▸ PASSAGE GIVEN

=-=-=-=-=

Japan’s Yusen Logistics has been expanding its services to carmakers and tier suppliers, particularly in the UK, with the use of strategic crossdocks, as well as investments in IT. But to implement innovations, the provider points to the need for compromise.
Since that time, however, Yusen has been able to make real progress in adapting more complex supply chain solutions to a number of automotive clients, particularly in the UK. It has implemented a number of strategic crossdocks, for example, that integrate collection, sequencing and subassembly services for global, European and UK-based suppliers. The company has also been investing in a number of IT systems, including a strong move away from paper-based documentation.
Strategic British hubs
With UK automotive sales, production and exports all on the rise, the country has been a centre focus for Yusen’s European operations, where the logistics providers is supporting Bentley, Jaguar Land Rover, Honda, Nissan, Toyota and construction equipment manufacturer JCB through contracts with some of their key tier suppliers.
Yusen has 20 depots across the country providing warehousing and crossdock services, with six of those operating as core automotive sites: Glasgow, Manchester, Leeds, Tamworth, Marston Gate and Avonmouth.
At Tamworth, a 7,500-square-metre facility in the Midlands, Britain’s historic automotive manufacturing region, activity has grown in line with the country’s automotive revival. The surge in automotive investment in the region has brought requests to Yusen from first and second tier suppliers for model specific decanting, crossdocking, stockholding and sequencing operations.
“We have benefitted from all of the OEMs in terms of their fairly strong volumes and the supplier base, particularly in this region,” confirms John Pursey, business unit director for Yusen Logistics (UK).
Jaguar Land Rover has been especially important for business at Tamworth. The centre has become an important hub for UK and European-based tier suppliers serving JLR’s Castle Bromwich plant, for example, which is just 20km away and makes the Jaguar XF, XK, XJ and F-Type models.

=-=-=-=-=

▸ SHORT TASK A
Answer these questions from the passage on Yusen Logistics:
(i) How many depots does Yusen have across the UK?
(ii) What is the size of the Tamworth facility?
(iii) How far is Jaguar Land Rover's Castle Bromwich plant from the Tamworth centre?
▸ SHORT TASK B
Write a continuation of the passage on Yusen Logistics in the UK automotive sector, picking up after its final sentence.
The items are separate material, unconnected to the passage on Yusen Logistics.

▸ Extracted data entries
=-=-=-=-=

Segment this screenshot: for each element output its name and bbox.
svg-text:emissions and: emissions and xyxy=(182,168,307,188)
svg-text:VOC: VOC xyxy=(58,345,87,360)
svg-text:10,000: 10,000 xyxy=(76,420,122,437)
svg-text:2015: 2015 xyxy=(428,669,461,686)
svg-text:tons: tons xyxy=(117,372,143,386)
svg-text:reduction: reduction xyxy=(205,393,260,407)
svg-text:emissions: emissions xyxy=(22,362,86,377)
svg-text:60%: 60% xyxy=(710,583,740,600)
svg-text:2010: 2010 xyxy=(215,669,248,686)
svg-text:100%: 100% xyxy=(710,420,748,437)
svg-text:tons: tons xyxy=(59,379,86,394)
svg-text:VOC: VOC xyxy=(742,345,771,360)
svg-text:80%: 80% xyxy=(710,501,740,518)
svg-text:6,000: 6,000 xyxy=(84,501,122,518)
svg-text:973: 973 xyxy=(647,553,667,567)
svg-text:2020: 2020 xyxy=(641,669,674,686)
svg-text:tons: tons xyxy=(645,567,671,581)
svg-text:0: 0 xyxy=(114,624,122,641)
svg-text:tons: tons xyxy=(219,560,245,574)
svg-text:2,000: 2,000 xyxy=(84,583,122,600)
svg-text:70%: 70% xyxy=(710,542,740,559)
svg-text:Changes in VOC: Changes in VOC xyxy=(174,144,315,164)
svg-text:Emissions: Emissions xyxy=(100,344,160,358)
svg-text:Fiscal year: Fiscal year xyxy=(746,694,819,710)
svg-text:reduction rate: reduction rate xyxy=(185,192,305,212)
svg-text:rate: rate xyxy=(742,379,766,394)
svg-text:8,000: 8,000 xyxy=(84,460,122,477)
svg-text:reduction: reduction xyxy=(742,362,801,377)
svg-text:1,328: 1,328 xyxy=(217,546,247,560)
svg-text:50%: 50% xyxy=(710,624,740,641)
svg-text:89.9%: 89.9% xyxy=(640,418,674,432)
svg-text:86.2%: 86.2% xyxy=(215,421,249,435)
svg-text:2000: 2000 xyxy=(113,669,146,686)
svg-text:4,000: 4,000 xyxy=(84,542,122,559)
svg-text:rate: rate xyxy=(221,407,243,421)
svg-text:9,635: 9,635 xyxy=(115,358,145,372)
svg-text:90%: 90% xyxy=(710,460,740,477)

=-=-=-=-=

▸ REPLY A
(i) 20 depots
(ii) 7,500 square metres
(iii) 20km

▸ REPLY B
More than a crossdock
Yusen can point to a diversity of services beyond crossdocking and part sorting at Tamworth, including a number of sequencing and subassembly operations. For JLR, Yusen provides inventory stockholding from which it picks in sequence for subassembly and then delivers directly to the Castle Bromwich assembly line.
The logistics provider collects mirrors from SMR Automotive Mirrors UK, based in Portchester, and provides quality inspection prior to subassembly, linefeed preparation and sequencing. The mirrors are packaged and labelled before delivery four times a day for fitment to the Jaguar XK and new F-Type.
Nor is JLR the only carmaker served by Tamworth. Yusen handles regional collections north to Nissan’s plant in Sunderland and south to Honda’s plant in Swindon, illustrating the facility’s strategic location for services around the UK.
“Where we have those UK-collect suppliers we base vehicles here for the collections,” says Pursey. “We trunk those up to Leeds where we will then consolidate loads and go up to Sunderland, where we have a drop-trailer system.”
IT delivering change
Pursey says that with the pressures OEMs face in reducing total delivered cost and looking for ways to lower supply chain costs, there is a constant demand for supply chain agility. “We continue looking at new solutions and, either through Tamworth or through a number of our network depots, we move vehicles around depending on what is the most efficient way of doing those collections.”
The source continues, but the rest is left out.